Texte à lire:
■ ■ ■ ■ ■

L’élection présidentielle du 25 octobre en Côte d’Ivoire s’est déroulée dans une atmosphère globalement qualifiée de calme, apaisée. Durant les 15 dernières années, aucune élection présidentielle n’a connu autant de quiétude. Seules quelques échauffourées l’ont ponctué par moments et endroits.
Au regard des résultats globaux provisoires proclamés par la CEI, le Président sortant Alassane Ouattara l’emporte largement sur ses challengers par le score de 89,77%. Son poursuivant immédiat, l’ancien ministre du PDCI Jean-Louis Billon n’a obtenu que 3,09%. Ce score ne surprend guère, en l’absence des poids lourds de l’opposition que sont l’ancien Président Laurent Gbagbo (PPACI) et l’ex-ministre Tidjane Thiam du PDCI.
Décidément, Simone Ehivet du Mouvement des générations capables (2,42%), Jean-Louis Billon du Congrès démocratique (3,09%), l’indépendant Ahoua Don Mello (1,97%) et Henriette Lagou du Groupement des partis politiques pour la paix (1,15%), n’ont pas fait le poids. Alassane Ouattara et les siens ont fait feu de tout bois pour en arriver là. Ils ont usé de maints artifices politiques et arguties juridiques pour écarter les candidats en capacité de battre leur champion, le président sortant et candidat du RHDP.

■ ■ ■ ■ ■

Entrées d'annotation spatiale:
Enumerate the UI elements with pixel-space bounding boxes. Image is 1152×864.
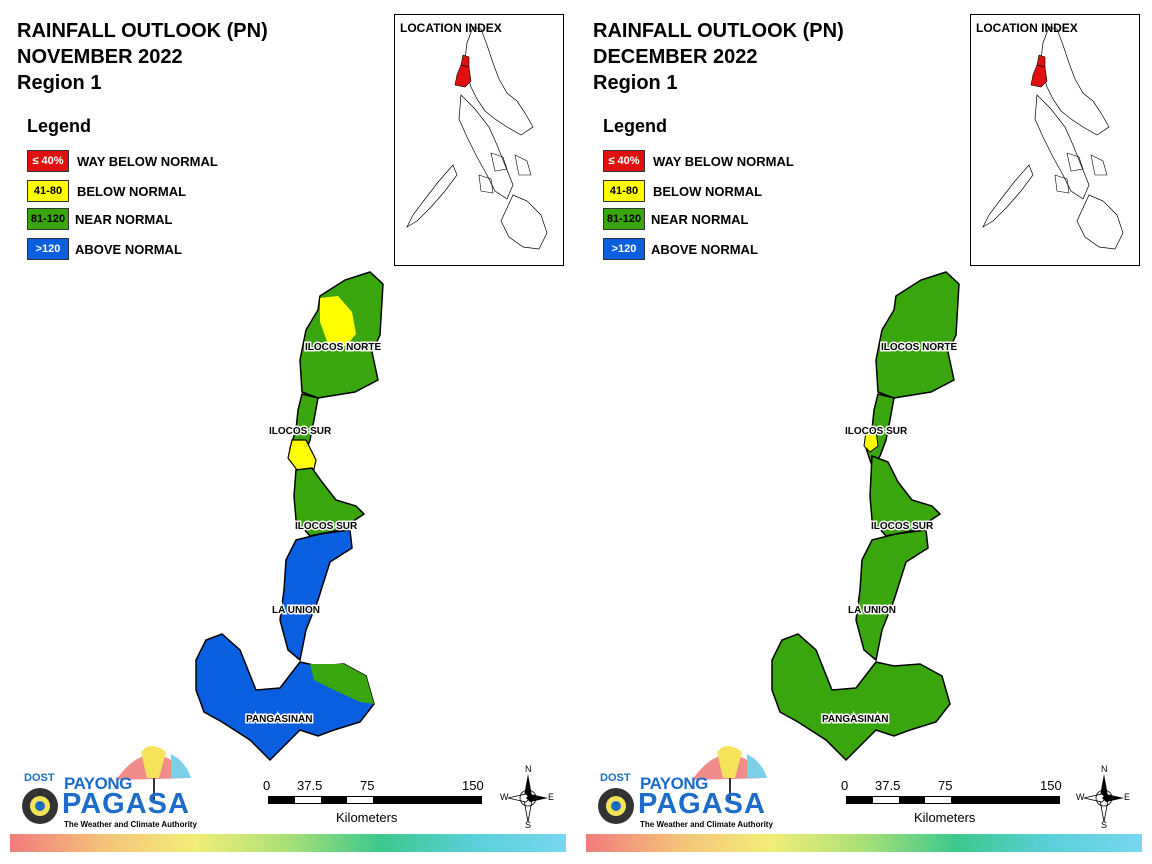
- la-union-region: [855, 529, 929, 662]
- compass-e: E: [548, 792, 555, 802]
- map-title: RAINFALL OUTLOOK (PN) DECEMBER 2022 Regi…: [593, 18, 844, 96]
- ilocos-sur-below-normal-area: [863, 429, 879, 453]
- footer-gradient-bar: [10, 834, 566, 852]
- footer-gradient-bar: [586, 834, 1142, 852]
- location-index-title: LOCATION INDEX: [400, 21, 502, 35]
- province-label-pangasinan: PANGASINAN: [822, 714, 888, 725]
- compass-s: S: [1101, 820, 1108, 830]
- legend-label: BELOW NORMAL: [77, 184, 187, 199]
- province-label-ilocos-sur: ILOCOS SUR: [269, 426, 332, 437]
- title-month: DECEMBER 2022: [593, 46, 758, 68]
- compass-e: E: [1124, 792, 1131, 802]
- province-label-la-union: LA UNION: [272, 605, 320, 616]
- outlook-panel-december: RAINFALL OUTLOOK (PN) DECEMBER 2022 Regi…: [576, 0, 1152, 864]
- scale-bar-graphic: [846, 796, 1060, 804]
- title-line: RAINFALL OUTLOOK (PN): [17, 20, 268, 42]
- philippines-index-map: [406, 26, 548, 250]
- umbrella-icon: [692, 746, 767, 800]
- scale-tick: 75: [938, 778, 953, 793]
- scale-tick: 37.5: [875, 778, 901, 793]
- pangasinan-region: [771, 633, 951, 762]
- compass-rose-icon: [507, 774, 548, 823]
- legend-label: WAY BELOW NORMAL: [653, 154, 794, 169]
- title-month: NOVEMBER 2022: [17, 46, 183, 68]
- dost-seal-icon: [22, 788, 58, 824]
- payong-text: PAYONG: [640, 774, 708, 793]
- legend-swatch: 81-120: [603, 208, 645, 230]
- scale-tick: 37.5: [297, 778, 323, 793]
- pagasa-text: PAGASA: [638, 788, 766, 820]
- scale-unit: Kilometers: [336, 810, 398, 825]
- dost-text: DOST: [24, 772, 55, 784]
- legend-title: Legend: [603, 116, 668, 136]
- title-line: RAINFALL OUTLOOK (PN): [593, 20, 844, 42]
- scale-bar: 0 37.5 75 150 Kilometers: [838, 778, 1068, 828]
- legend-label: WAY BELOW NORMAL: [77, 154, 218, 169]
- la-union-region: [279, 529, 353, 662]
- scale-tick: 150: [462, 778, 484, 793]
- location-index-title: LOCATION INDEX: [976, 21, 1078, 35]
- payong-pagasa-logo: DOST PAYONG PAGASA The Weather and Clima…: [16, 740, 197, 832]
- province-label-ilocos-sur: ILOCOS SUR: [295, 521, 358, 532]
- region-map: ILOCOS NORTE ILOCOS SUR ILOCOS SUR LA UN…: [195, 271, 384, 762]
- scale-bar: 0 37.5 75 150 Kilometers: [260, 778, 490, 828]
- scale-unit: Kilometers: [914, 810, 976, 825]
- legend-label: BELOW NORMAL: [653, 184, 763, 199]
- compass-rose-icon: [1083, 774, 1124, 823]
- province-label-ilocos-norte: ILOCOS NORTE: [305, 342, 381, 353]
- payong-text: PAYONG: [64, 774, 132, 793]
- legend-label: NEAR NORMAL: [651, 212, 749, 227]
- legend-label: ABOVE NORMAL: [651, 242, 758, 257]
- province-label-ilocos-sur: ILOCOS SUR: [845, 426, 908, 437]
- ilocos-sur-lower-region: [293, 467, 366, 537]
- ilocos-norte-region: [875, 271, 960, 399]
- umbrella-icon: [116, 746, 191, 800]
- province-label-ilocos-sur: ILOCOS SUR: [871, 521, 934, 532]
- legend-swatch: 81-120: [27, 208, 69, 230]
- outlook-panel-november: RAINFALL OUTLOOK (PN) NOVEMBER 2022 Regi…: [10, 14, 566, 852]
- ilocos-norte-below-normal-area: [320, 296, 356, 346]
- location-index-box: LOCATION INDEX: [394, 14, 564, 266]
- legend-swatch: >120: [603, 238, 645, 260]
- north-arrow-compass: N S E W: [500, 764, 556, 830]
- dost-text: DOST: [600, 772, 631, 784]
- compass-w: W: [1076, 792, 1085, 802]
- province-label-ilocos-norte: ILOCOS NORTE: [881, 342, 957, 353]
- tagline-text: The Weather and Climate Authority: [64, 820, 197, 829]
- legend-title: Legend: [27, 116, 92, 136]
- dost-seal-icon: [598, 788, 634, 824]
- legend-swatch: 41-80: [603, 180, 645, 202]
- legend-swatch: ≤ 40%: [27, 150, 69, 172]
- compass-n: N: [1101, 764, 1108, 774]
- tagline-text: The Weather and Climate Authority: [640, 820, 773, 829]
- scale-tick: 150: [1040, 778, 1062, 793]
- compass-s: S: [525, 820, 532, 830]
- legend-swatch: ≤ 40%: [603, 150, 645, 172]
- ilocos-sur-lower-region: [869, 454, 942, 537]
- pangasinan-near-normal-area: [310, 664, 374, 704]
- legend-swatch: 41-80: [27, 180, 69, 202]
- payong-pagasa-logo: DOST PAYONG PAGASA The Weather and Clima…: [592, 740, 773, 832]
- compass-n: N: [525, 764, 532, 774]
- pangasinan-region: [195, 633, 375, 762]
- location-index-box: LOCATION INDEX: [970, 14, 1140, 266]
- province-label-pangasinan: PANGASINAN: [246, 714, 312, 725]
- compass-w: W: [500, 792, 509, 802]
- legend-label: ABOVE NORMAL: [75, 242, 182, 257]
- province-label-la-union: LA UNION: [848, 605, 896, 616]
- map-title: RAINFALL OUTLOOK (PN) NOVEMBER 2022 Regi…: [17, 18, 268, 96]
- scale-bar-graphic: [268, 796, 482, 804]
- scale-tick: 0: [263, 778, 271, 793]
- pagasa-text: PAGASA: [62, 788, 190, 820]
- legend-swatch: >120: [27, 238, 69, 260]
- scale-tick: 0: [841, 778, 849, 793]
- scale-tick: 75: [360, 778, 375, 793]
- philippines-index-map: [982, 26, 1124, 250]
- region-map: ILOCOS NORTE ILOCOS SUR ILOCOS SUR LA UN…: [771, 271, 960, 762]
- title-region: Region 1: [593, 72, 678, 94]
- legend-label: NEAR NORMAL: [75, 212, 173, 227]
- title-region: Region 1: [17, 72, 102, 94]
- north-arrow-compass: N S E W: [1076, 764, 1132, 830]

■ ■ ■ ■ ■

Consigne: Recopiez mot pour mot le passage du texte sur l'élection présidentielle ivoirienne compris entre "L’élection présidentielle du" et "moments et endroits.", ces deux bornes incluses.

Réponse attendue:
L’élection présidentielle du 25 octobre en Côte d’Ivoire s’est déroulée dans une atmosphère globalement qualifiée de calme, apaisée. Durant les 15 dernières années, aucune élection présidentielle n’a connu autant de quiétude. Seules quelques échauffourées l’ont ponctué par moments et endroits.